Using the data below, copy every line that contains the word "зᵇвᵇ".

Source data:

◆ ◆ ◆ ◆ ◆ ◆ ◆

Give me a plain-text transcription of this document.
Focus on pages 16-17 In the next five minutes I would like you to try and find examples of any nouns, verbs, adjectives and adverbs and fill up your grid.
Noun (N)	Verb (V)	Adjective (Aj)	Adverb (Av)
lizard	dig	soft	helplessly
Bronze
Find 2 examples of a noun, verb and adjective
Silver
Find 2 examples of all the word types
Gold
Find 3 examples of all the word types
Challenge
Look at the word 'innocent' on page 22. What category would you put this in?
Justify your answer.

◆ ◆ ◆ ◆ ◆ ◆ ◆

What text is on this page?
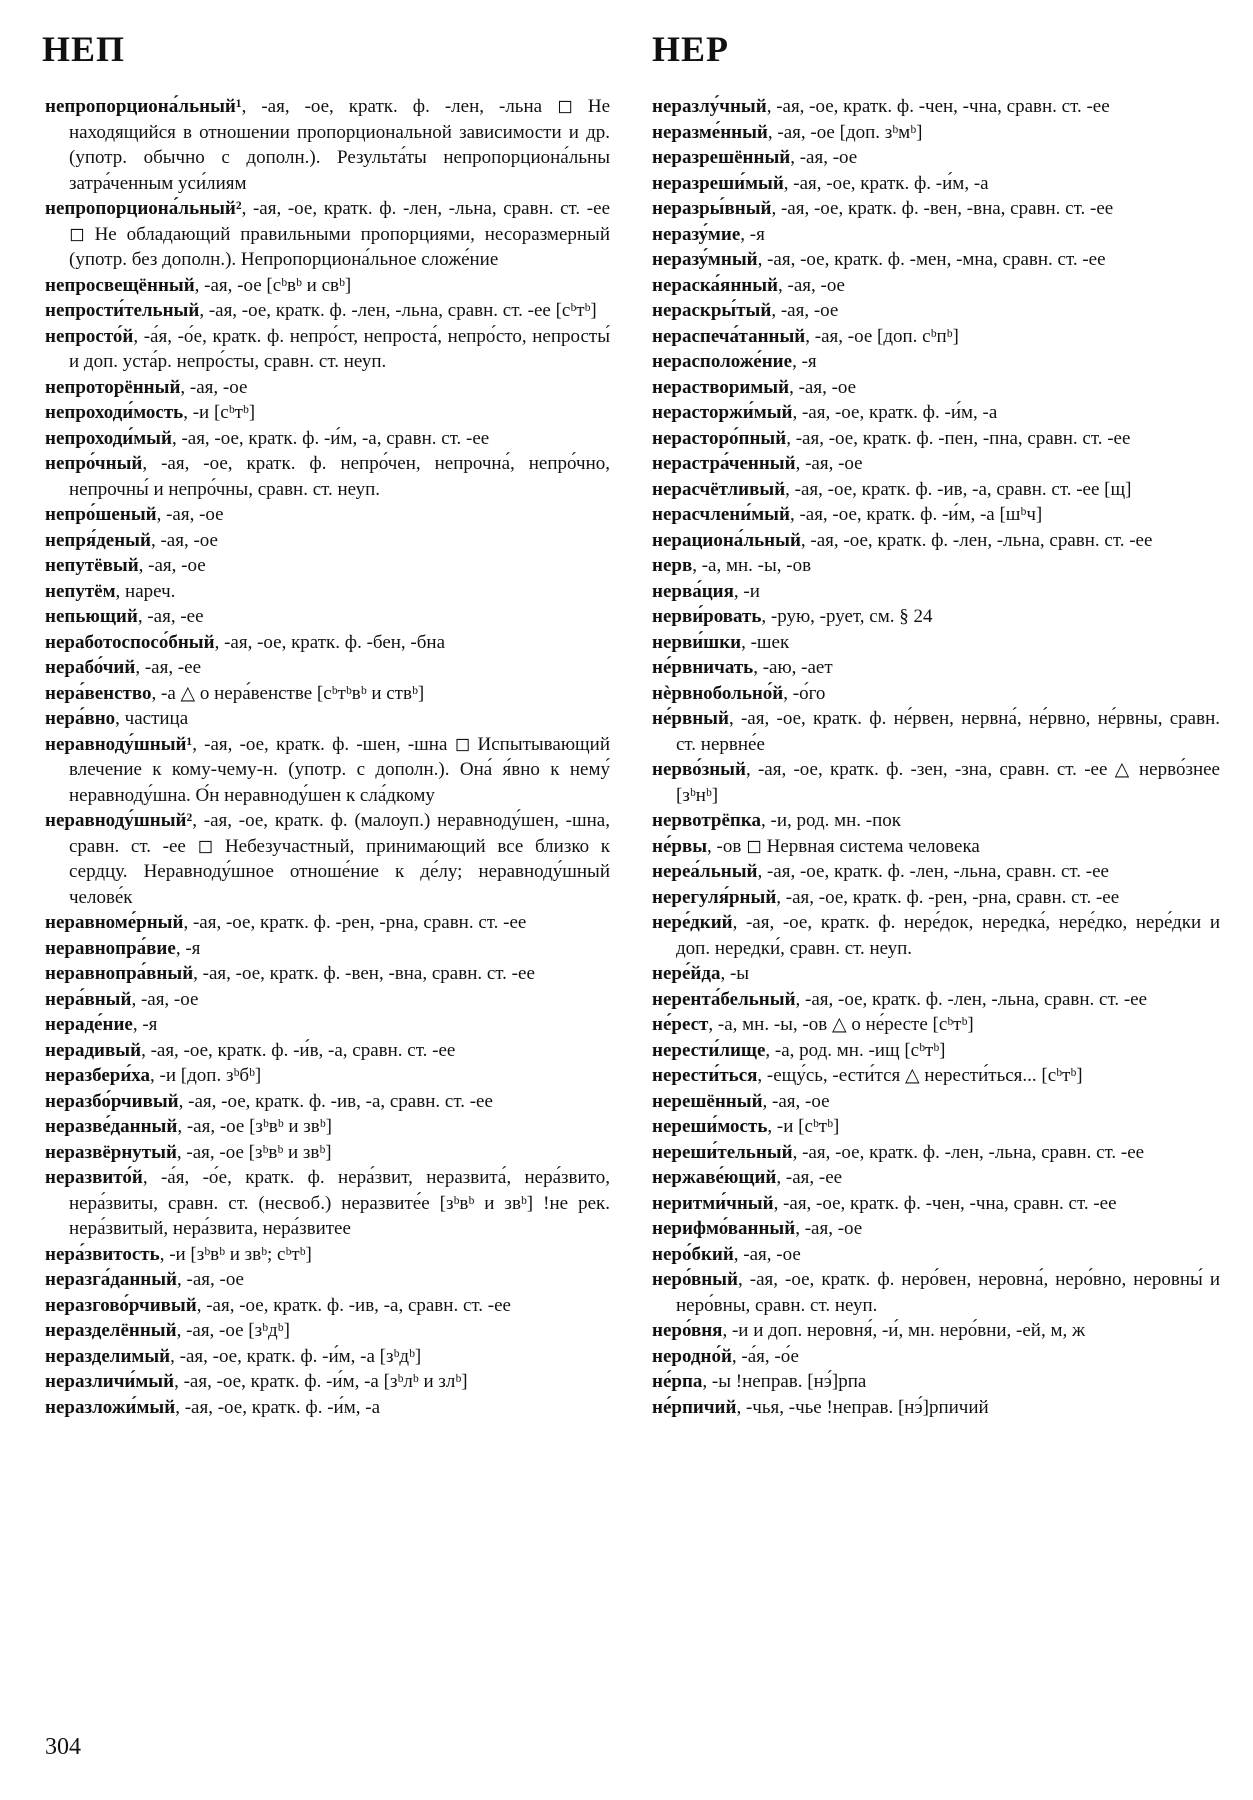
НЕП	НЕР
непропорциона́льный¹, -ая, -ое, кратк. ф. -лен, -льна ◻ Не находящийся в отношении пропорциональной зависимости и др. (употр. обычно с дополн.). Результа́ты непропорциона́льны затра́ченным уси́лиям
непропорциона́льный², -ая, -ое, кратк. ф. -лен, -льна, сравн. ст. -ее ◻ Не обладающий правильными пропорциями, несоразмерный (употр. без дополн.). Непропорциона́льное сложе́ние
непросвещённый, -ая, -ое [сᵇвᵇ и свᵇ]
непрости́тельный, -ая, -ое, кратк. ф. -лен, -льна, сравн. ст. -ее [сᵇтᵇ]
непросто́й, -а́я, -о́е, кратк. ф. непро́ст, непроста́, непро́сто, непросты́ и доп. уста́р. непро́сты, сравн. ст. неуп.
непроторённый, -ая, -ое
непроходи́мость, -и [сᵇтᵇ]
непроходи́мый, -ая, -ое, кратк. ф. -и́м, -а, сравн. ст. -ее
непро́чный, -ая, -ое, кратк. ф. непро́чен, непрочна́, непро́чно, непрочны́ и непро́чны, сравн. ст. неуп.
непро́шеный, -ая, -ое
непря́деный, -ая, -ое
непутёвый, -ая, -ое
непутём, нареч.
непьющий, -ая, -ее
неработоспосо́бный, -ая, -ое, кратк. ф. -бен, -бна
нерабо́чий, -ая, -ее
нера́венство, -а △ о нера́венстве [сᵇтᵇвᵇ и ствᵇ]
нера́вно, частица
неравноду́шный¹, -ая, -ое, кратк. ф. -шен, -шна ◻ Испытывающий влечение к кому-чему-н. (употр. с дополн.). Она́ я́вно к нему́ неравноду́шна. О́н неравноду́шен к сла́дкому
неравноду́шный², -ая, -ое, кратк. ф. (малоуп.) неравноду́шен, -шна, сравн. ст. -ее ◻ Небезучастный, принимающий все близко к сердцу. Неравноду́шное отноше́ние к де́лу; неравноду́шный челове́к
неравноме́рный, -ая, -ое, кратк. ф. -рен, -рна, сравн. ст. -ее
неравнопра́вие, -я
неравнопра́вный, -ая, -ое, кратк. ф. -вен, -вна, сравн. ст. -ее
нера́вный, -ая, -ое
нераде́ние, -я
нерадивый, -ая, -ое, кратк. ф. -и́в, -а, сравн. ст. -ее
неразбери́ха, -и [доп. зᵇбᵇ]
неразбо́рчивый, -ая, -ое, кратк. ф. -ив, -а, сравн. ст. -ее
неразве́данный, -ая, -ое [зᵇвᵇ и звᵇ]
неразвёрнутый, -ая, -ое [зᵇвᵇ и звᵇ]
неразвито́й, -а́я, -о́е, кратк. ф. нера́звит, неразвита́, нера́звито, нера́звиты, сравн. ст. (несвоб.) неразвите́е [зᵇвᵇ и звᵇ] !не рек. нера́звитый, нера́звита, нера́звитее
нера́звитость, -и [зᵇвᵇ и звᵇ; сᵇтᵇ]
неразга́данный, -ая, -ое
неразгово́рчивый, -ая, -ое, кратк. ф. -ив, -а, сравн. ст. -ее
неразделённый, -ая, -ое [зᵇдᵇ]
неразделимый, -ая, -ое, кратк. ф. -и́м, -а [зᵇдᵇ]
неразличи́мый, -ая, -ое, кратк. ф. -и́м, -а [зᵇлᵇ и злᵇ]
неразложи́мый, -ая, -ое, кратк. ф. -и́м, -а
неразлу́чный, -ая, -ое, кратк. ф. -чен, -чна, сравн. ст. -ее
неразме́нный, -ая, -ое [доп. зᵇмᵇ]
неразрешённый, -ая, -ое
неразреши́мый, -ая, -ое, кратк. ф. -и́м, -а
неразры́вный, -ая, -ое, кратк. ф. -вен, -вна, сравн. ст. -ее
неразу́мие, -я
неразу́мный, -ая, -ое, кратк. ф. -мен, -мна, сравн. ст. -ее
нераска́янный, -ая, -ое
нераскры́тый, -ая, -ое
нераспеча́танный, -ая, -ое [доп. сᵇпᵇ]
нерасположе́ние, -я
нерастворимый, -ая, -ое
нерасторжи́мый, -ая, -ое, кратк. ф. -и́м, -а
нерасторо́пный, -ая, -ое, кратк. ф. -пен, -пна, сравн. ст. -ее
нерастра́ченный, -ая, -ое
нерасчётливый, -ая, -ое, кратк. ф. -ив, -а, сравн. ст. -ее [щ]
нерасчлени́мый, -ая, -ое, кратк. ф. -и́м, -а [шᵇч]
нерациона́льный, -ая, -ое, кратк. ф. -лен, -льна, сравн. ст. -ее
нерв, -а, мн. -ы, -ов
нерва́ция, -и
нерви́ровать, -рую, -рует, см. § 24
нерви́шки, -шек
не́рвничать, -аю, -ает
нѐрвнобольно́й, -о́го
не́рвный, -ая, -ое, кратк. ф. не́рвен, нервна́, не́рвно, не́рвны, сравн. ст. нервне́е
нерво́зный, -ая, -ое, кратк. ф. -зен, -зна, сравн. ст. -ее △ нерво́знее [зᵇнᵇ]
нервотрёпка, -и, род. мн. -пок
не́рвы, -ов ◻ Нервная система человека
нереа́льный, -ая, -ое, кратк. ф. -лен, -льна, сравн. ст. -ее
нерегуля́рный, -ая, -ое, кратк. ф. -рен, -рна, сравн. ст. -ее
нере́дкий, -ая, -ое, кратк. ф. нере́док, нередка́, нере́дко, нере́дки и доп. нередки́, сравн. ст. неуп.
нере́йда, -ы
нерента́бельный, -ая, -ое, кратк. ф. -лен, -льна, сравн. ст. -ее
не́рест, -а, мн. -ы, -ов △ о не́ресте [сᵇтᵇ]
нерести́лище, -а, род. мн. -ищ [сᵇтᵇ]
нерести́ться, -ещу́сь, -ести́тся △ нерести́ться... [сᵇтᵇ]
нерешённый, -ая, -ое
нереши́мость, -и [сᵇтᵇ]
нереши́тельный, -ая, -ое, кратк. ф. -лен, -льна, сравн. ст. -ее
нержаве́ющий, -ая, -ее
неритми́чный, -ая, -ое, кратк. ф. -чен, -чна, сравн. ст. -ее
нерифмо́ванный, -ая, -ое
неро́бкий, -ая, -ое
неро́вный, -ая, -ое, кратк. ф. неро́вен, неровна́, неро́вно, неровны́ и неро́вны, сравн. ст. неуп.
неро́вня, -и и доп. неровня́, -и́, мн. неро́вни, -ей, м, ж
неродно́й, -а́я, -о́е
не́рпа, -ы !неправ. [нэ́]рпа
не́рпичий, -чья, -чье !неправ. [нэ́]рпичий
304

◆ ◆ ◆ ◆ ◆ ◆ ◆

## In response
неразве́данный, -ая, -ое [зᵇвᵇ и звᵇ]
неразвёрнутый, -ая, -ое [зᵇвᵇ и звᵇ]
неразвито́й, -а́я, -о́е, кратк. ф. нера́звит, неразвита́, нера́звито, нера́звиты, сравн. ст. (несвоб.) неразвите́е [зᵇвᵇ и звᵇ] !не рек. нера́звитый, нера́звита, нера́звитее
нера́звитость, -и [зᵇвᵇ и звᵇ; сᵇтᵇ]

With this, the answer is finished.